■ **Task details**:
Reproduce the lines of the material exactly, excluding every image.

■ **Exercise input**:
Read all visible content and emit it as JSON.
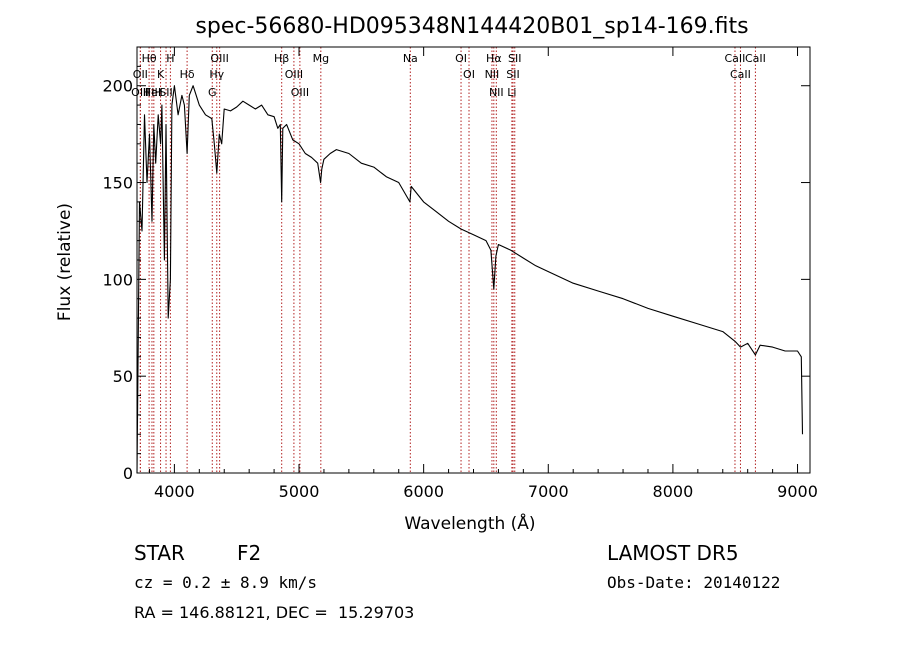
{
  "chart_data": {
    "type": "line",
    "title": "spec-56680-HD095348N144420B01_sp14-169.fits",
    "xlabel": "Wavelength (Å)",
    "ylabel": "Flux (relative)",
    "xlim": [
      3700,
      9100
    ],
    "ylim": [
      0,
      220
    ],
    "x_ticks": [
      4000,
      5000,
      6000,
      7000,
      8000,
      9000
    ],
    "y_ticks": [
      0,
      50,
      100,
      150,
      200
    ],
    "grid": false,
    "legend": "none",
    "line_color": "#000000",
    "marker_color": "#b22222",
    "series": [
      {
        "x": [
          3700,
          3720,
          3740,
          3760,
          3780,
          3800,
          3820,
          3835,
          3850,
          3870,
          3889,
          3900,
          3920,
          3933,
          3950,
          3968,
          3980,
          4000,
          4030,
          4060,
          4080,
          4102,
          4120,
          4150,
          4200,
          4250,
          4300,
          4320,
          4340,
          4360,
          4380,
          4400,
          4450,
          4500,
          4550,
          4600,
          4650,
          4700,
          4750,
          4800,
          4830,
          4850,
          4861,
          4870,
          4900,
          4950,
          5000,
          5050,
          5100,
          5150,
          5173,
          5183,
          5200,
          5250,
          5300,
          5400,
          5500,
          5600,
          5700,
          5800,
          5890,
          5900,
          6000,
          6100,
          6200,
          6300,
          6400,
          6500,
          6540,
          6563,
          6580,
          6600,
          6700,
          6800,
          6900,
          7000,
          7200,
          7400,
          7600,
          7800,
          8000,
          8200,
          8400,
          8498,
          8542,
          8600,
          8662,
          8700,
          8800,
          8900,
          9000,
          9030,
          9040
        ],
        "y": [
          0,
          140,
          125,
          185,
          150,
          175,
          130,
          180,
          160,
          185,
          170,
          190,
          110,
          180,
          80,
          100,
          190,
          200,
          185,
          195,
          190,
          165,
          195,
          200,
          190,
          185,
          183,
          170,
          155,
          175,
          170,
          188,
          187,
          189,
          192,
          190,
          188,
          190,
          185,
          184,
          178,
          180,
          140,
          178,
          180,
          172,
          170,
          165,
          163,
          160,
          150,
          157,
          162,
          165,
          167,
          165,
          160,
          158,
          153,
          150,
          140,
          148,
          140,
          135,
          130,
          126,
          123,
          120,
          115,
          95,
          112,
          118,
          115,
          111,
          107,
          104,
          98,
          94,
          90,
          85,
          81,
          77,
          73,
          68,
          65,
          67,
          61,
          66,
          65,
          63,
          63,
          60,
          20
        ]
      }
    ],
    "annotations": [
      {
        "label": "Hθ",
        "x": 3797
      },
      {
        "label": "OII",
        "x": 3727
      },
      {
        "label": "OIII",
        "x": 3727
      },
      {
        "label": "HeI",
        "x": 3820
      },
      {
        "label": "FIH",
        "x": 3835
      },
      {
        "label": "K",
        "x": 3889
      },
      {
        "label": "SII",
        "x": 3933
      },
      {
        "label": "H",
        "x": 3968
      },
      {
        "label": "Hδ",
        "x": 4102
      },
      {
        "label": "OIII",
        "x": 4363
      },
      {
        "label": "Hγ",
        "x": 4340
      },
      {
        "label": "G",
        "x": 4304
      },
      {
        "label": "Hβ",
        "x": 4861
      },
      {
        "label": "OIII",
        "x": 4959
      },
      {
        "label": "OIII",
        "x": 5007
      },
      {
        "label": "Mg",
        "x": 5175
      },
      {
        "label": "Na",
        "x": 5893
      },
      {
        "label": "OI",
        "x": 6300
      },
      {
        "label": "OI",
        "x": 6364
      },
      {
        "label": "Hα",
        "x": 6563
      },
      {
        "label": "NII",
        "x": 6548
      },
      {
        "label": "NII",
        "x": 6583
      },
      {
        "label": "SII",
        "x": 6717
      },
      {
        "label": "SII",
        "x": 6731
      },
      {
        "label": "Li",
        "x": 6708
      },
      {
        "label": "CaII",
        "x": 8498
      },
      {
        "label": "CaII",
        "x": 8542
      },
      {
        "label": "CaII",
        "x": 8662
      }
    ]
  },
  "info": {
    "class": "STAR",
    "subclass": "F2",
    "survey": "LAMOST DR5",
    "cz": "cz = 0.2 ± 8.9 km/s",
    "obs_date": "Obs-Date: 20140122",
    "coords": "RA = 146.88121, DEC =  15.29703"
  }
}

■ **Result of this exercise**:
Read all visible content and emit it as JSON.
{
  "chart_data": {
    "type": "line",
    "title": "spec-56680-HD095348N144420B01_sp14-169.fits",
    "xlabel": "Wavelength (Å)",
    "ylabel": "Flux (relative)",
    "xlim": [
      3700,
      9100
    ],
    "ylim": [
      0,
      220
    ],
    "x_ticks": [
      4000,
      5000,
      6000,
      7000,
      8000,
      9000
    ],
    "y_ticks": [
      0,
      50,
      100,
      150,
      200
    ],
    "grid": false,
    "legend": "none",
    "line_color": "#000000",
    "marker_color": "#b22222",
    "series": [
      {
        "x": [
          3700,
          3720,
          3740,
          3760,
          3780,
          3800,
          3820,
          3835,
          3850,
          3870,
          3889,
          3900,
          3920,
          3933,
          3950,
          3968,
          3980,
          4000,
          4030,
          4060,
          4080,
          4102,
          4120,
          4150,
          4200,
          4250,
          4300,
          4320,
          4340,
          4360,
          4380,
          4400,
          4450,
          4500,
          4550,
          4600,
          4650,
          4700,
          4750,
          4800,
          4830,
          4850,
          4861,
          4870,
          4900,
          4950,
          5000,
          5050,
          5100,
          5150,
          5173,
          5183,
          5200,
          5250,
          5300,
          5400,
          5500,
          5600,
          5700,
          5800,
          5890,
          5900,
          6000,
          6100,
          6200,
          6300,
          6400,
          6500,
          6540,
          6563,
          6580,
          6600,
          6700,
          6800,
          6900,
          7000,
          7200,
          7400,
          7600,
          7800,
          8000,
          8200,
          8400,
          8498,
          8542,
          8600,
          8662,
          8700,
          8800,
          8900,
          9000,
          9030,
          9040
        ],
        "y": [
          0,
          140,
          125,
          185,
          150,
          175,
          130,
          180,
          160,
          185,
          170,
          190,
          110,
          180,
          80,
          100,
          190,
          200,
          185,
          195,
          190,
          165,
          195,
          200,
          190,
          185,
          183,
          170,
          155,
          175,
          170,
          188,
          187,
          189,
          192,
          190,
          188,
          190,
          185,
          184,
          178,
          180,
          140,
          178,
          180,
          172,
          170,
          165,
          163,
          160,
          150,
          157,
          162,
          165,
          167,
          165,
          160,
          158,
          153,
          150,
          140,
          148,
          140,
          135,
          130,
          126,
          123,
          120,
          115,
          95,
          112,
          118,
          115,
          111,
          107,
          104,
          98,
          94,
          90,
          85,
          81,
          77,
          73,
          68,
          65,
          67,
          61,
          66,
          65,
          63,
          63,
          60,
          20
        ]
      }
    ],
    "annotations": [
      {
        "label": "Hθ",
        "x": 3797
      },
      {
        "label": "OII",
        "x": 3727
      },
      {
        "label": "OIII",
        "x": 3727
      },
      {
        "label": "HeI",
        "x": 3820
      },
      {
        "label": "FIH",
        "x": 3835
      },
      {
        "label": "K",
        "x": 3889
      },
      {
        "label": "SII",
        "x": 3933
      },
      {
        "label": "H",
        "x": 3968
      },
      {
        "label": "Hδ",
        "x": 4102
      },
      {
        "label": "OIII",
        "x": 4363
      },
      {
        "label": "Hγ",
        "x": 4340
      },
      {
        "label": "G",
        "x": 4304
      },
      {
        "label": "Hβ",
        "x": 4861
      },
      {
        "label": "OIII",
        "x": 4959
      },
      {
        "label": "OIII",
        "x": 5007
      },
      {
        "label": "Mg",
        "x": 5175
      },
      {
        "label": "Na",
        "x": 5893
      },
      {
        "label": "OI",
        "x": 6300
      },
      {
        "label": "OI",
        "x": 6364
      },
      {
        "label": "Hα",
        "x": 6563
      },
      {
        "label": "NII",
        "x": 6548
      },
      {
        "label": "NII",
        "x": 6583
      },
      {
        "label": "SII",
        "x": 6717
      },
      {
        "label": "SII",
        "x": 6731
      },
      {
        "label": "Li",
        "x": 6708
      },
      {
        "label": "CaII",
        "x": 8498
      },
      {
        "label": "CaII",
        "x": 8542
      },
      {
        "label": "CaII",
        "x": 8662
      }
    ]
  },
  "info": {
    "class": "STAR",
    "subclass": "F2",
    "survey": "LAMOST DR5",
    "cz": "cz = 0.2 ± 8.9 km/s",
    "obs_date": "Obs-Date: 20140122",
    "coords": "RA = 146.88121, DEC =  15.29703"
  }
}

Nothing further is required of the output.